*GOAL OF THE EXERCISE*
Filter the records below and copy every line containing the word "平林孝義".

*INFORMATION GIVEN*
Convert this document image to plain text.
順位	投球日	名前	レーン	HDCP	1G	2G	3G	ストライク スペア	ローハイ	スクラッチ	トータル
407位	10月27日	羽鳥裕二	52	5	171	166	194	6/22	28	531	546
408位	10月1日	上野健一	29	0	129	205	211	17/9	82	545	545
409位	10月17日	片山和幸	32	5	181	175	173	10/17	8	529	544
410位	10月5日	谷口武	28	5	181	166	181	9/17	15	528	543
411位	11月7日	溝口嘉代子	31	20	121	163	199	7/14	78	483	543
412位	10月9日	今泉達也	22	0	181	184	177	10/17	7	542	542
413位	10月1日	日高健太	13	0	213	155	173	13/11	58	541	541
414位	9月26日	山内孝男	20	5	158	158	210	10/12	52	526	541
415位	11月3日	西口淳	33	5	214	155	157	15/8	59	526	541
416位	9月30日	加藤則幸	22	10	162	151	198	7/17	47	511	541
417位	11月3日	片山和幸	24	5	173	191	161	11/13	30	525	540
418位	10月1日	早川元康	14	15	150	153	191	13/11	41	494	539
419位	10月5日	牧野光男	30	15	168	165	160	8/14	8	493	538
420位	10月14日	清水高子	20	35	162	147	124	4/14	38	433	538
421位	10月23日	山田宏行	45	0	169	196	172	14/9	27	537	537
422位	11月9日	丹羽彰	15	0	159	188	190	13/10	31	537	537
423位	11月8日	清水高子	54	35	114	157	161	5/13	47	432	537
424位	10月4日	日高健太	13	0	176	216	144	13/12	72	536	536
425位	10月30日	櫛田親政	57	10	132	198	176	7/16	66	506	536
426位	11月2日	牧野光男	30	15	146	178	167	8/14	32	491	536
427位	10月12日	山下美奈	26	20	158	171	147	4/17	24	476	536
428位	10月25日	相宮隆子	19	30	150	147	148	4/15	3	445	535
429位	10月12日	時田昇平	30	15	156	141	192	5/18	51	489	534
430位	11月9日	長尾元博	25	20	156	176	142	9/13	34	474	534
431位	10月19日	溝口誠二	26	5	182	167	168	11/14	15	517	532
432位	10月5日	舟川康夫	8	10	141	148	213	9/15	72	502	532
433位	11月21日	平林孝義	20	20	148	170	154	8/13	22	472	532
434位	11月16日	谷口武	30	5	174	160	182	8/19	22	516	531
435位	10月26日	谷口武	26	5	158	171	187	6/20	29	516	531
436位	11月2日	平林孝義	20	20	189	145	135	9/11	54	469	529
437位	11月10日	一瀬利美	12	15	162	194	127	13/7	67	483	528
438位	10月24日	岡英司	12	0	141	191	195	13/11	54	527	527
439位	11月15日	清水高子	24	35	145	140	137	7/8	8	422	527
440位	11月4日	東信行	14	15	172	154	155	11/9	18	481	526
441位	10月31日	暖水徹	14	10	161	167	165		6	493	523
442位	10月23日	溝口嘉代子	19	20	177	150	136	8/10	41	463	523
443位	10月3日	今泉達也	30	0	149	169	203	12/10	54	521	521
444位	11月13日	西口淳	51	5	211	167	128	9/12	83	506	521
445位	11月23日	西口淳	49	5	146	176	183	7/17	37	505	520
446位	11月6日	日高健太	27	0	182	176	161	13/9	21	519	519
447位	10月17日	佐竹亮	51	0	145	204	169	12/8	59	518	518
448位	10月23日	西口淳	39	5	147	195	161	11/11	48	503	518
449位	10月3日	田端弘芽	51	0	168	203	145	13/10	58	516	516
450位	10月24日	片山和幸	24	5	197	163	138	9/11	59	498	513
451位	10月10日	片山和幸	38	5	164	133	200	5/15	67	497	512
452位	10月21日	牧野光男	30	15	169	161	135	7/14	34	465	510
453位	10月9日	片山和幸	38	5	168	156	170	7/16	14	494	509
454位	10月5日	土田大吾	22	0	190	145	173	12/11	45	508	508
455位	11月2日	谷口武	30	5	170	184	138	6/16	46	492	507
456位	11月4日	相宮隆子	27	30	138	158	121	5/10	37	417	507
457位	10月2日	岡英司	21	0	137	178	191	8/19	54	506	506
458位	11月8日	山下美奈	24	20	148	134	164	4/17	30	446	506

*TASK RESULT*
433位	11月21日	平林孝義	20	20	148	170	154	8/13	22	472	532
436位	11月2日	平林孝義	20	20	189	145	135	9/11	54	469	529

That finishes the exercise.